>> START Exercise materials
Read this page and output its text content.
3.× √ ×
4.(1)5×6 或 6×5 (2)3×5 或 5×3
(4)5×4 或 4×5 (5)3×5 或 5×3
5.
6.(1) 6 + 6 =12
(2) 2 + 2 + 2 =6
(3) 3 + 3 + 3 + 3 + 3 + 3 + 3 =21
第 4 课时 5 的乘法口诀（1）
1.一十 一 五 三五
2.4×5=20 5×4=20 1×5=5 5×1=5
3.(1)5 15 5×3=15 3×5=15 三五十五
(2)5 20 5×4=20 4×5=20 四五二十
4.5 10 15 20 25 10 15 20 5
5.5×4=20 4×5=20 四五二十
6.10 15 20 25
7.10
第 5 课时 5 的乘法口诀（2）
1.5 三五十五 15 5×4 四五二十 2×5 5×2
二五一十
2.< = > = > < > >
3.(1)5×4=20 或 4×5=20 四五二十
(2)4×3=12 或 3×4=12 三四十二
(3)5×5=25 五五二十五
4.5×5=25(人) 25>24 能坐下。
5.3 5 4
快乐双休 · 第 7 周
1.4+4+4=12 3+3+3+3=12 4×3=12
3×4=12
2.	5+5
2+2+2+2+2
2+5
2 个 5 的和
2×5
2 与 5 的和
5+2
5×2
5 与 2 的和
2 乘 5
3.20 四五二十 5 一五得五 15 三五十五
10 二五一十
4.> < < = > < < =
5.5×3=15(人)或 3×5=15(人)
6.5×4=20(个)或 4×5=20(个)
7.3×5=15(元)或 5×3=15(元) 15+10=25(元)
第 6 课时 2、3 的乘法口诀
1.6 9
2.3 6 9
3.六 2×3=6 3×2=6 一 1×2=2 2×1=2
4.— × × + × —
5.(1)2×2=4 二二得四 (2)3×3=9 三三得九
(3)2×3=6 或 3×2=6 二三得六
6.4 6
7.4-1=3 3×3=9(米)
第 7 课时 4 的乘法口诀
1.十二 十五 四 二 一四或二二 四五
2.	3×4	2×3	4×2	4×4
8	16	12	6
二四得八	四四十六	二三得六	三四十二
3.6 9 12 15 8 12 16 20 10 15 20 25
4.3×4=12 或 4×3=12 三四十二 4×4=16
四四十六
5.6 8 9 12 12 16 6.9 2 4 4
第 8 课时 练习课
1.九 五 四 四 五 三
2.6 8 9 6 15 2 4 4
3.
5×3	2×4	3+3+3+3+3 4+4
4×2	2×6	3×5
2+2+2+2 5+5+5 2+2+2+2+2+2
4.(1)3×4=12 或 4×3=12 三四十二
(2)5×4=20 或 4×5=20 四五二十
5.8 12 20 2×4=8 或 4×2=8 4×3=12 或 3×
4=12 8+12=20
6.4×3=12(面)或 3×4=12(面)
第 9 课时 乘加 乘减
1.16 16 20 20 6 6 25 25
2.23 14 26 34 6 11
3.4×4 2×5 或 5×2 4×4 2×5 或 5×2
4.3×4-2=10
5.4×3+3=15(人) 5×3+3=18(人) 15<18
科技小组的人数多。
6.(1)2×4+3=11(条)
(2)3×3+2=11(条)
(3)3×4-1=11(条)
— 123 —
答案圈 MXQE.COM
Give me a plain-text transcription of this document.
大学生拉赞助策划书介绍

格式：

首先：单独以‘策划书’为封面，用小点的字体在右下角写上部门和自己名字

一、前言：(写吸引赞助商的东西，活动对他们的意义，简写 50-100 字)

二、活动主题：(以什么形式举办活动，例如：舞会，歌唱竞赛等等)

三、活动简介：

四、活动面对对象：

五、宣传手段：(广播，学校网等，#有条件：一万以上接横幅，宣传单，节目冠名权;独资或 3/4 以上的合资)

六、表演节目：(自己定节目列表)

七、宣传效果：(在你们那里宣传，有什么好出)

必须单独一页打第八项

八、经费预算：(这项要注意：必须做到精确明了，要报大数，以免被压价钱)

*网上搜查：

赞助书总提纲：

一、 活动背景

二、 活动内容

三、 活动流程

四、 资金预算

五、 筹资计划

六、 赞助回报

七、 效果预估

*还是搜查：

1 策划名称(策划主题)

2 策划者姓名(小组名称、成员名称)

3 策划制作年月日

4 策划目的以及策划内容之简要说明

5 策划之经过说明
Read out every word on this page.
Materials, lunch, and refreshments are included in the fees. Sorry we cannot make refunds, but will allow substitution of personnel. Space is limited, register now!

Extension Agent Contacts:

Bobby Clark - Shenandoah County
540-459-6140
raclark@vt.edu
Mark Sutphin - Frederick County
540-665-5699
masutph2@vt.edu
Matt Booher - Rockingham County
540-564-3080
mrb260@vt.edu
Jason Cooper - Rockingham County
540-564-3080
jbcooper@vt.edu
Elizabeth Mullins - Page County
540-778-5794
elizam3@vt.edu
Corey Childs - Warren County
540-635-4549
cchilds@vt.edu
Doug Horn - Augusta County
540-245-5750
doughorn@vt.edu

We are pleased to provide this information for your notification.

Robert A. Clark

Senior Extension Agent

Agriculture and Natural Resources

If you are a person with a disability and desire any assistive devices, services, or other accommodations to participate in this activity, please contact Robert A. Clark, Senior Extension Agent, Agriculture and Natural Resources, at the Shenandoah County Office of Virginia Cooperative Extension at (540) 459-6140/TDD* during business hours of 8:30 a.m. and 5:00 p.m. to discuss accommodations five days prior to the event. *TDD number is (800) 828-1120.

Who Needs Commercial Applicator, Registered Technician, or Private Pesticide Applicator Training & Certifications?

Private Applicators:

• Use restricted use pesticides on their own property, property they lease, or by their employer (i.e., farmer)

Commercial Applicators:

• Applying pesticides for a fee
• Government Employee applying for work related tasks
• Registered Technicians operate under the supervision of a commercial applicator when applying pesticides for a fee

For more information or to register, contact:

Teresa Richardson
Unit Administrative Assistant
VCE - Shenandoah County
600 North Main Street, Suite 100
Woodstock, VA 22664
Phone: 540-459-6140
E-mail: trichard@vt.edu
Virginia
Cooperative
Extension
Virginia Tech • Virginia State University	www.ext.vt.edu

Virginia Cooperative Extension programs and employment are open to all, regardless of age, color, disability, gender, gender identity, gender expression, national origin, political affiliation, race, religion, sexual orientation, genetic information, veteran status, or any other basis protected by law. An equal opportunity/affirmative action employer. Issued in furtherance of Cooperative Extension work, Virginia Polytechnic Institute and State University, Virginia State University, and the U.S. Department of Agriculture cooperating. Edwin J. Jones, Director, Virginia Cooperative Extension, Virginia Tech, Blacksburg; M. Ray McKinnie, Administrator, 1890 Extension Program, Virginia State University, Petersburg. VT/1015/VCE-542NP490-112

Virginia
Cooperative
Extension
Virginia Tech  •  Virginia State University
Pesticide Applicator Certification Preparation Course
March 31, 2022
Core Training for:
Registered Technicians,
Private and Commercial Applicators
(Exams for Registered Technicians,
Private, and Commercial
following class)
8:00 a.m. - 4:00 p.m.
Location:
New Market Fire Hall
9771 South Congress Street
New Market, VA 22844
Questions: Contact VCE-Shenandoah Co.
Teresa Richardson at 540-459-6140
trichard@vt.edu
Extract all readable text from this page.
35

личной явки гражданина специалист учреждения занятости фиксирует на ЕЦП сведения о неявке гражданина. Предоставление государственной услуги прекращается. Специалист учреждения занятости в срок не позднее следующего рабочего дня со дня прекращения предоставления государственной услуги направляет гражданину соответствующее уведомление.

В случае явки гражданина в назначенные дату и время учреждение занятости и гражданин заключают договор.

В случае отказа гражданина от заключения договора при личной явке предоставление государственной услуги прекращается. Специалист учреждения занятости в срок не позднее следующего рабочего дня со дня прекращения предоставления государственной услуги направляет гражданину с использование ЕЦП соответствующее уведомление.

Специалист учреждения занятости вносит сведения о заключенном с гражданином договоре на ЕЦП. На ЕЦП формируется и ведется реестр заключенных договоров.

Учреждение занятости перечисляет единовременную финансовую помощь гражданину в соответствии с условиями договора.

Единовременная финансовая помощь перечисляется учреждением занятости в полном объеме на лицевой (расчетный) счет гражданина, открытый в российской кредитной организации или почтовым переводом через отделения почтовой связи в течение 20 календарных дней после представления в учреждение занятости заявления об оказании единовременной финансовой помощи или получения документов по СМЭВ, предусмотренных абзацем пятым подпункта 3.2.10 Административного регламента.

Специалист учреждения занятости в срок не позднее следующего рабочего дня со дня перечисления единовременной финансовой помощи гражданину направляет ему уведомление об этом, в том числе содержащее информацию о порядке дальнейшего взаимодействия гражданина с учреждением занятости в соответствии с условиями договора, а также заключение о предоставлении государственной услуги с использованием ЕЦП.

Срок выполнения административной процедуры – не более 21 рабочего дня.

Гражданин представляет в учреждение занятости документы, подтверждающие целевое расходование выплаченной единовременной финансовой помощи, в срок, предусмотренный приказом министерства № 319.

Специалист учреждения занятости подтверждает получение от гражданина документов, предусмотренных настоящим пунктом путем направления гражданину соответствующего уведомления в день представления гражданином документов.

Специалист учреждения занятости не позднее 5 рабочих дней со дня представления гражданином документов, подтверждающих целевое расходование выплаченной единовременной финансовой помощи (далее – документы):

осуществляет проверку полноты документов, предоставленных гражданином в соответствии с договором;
>> END Exercise materials
> [Description of the task]
Lines from the records above that hold "employer" are the ones to list.

> [Result of the exercise]
• Use restricted use pesticides on their own property, property they lease, or by their employer (i.e., farmer)
Virginia Cooperative Extension programs and employment are open to all, regardless of age, color, disability, gender, gender identity, gender expression, national origin, political affiliation, race, religion, sexual orientation, genetic information, veteran status, or any other basis protected by law. An equal opportunity/affirmative action employer. Issued in furtherance of Cooperative Extension work, Virginia Polytechnic Institute and State University, Virginia State University, and the U.S. Department of Agriculture cooperating. Edwin J. Jones, Director, Virginia Cooperative Extension, Virginia Tech, Blacksburg; M. Ray McKinnie, Administrator, 1890 Extension Program, Virginia State University, Petersburg. VT/1015/VCE-542NP490-112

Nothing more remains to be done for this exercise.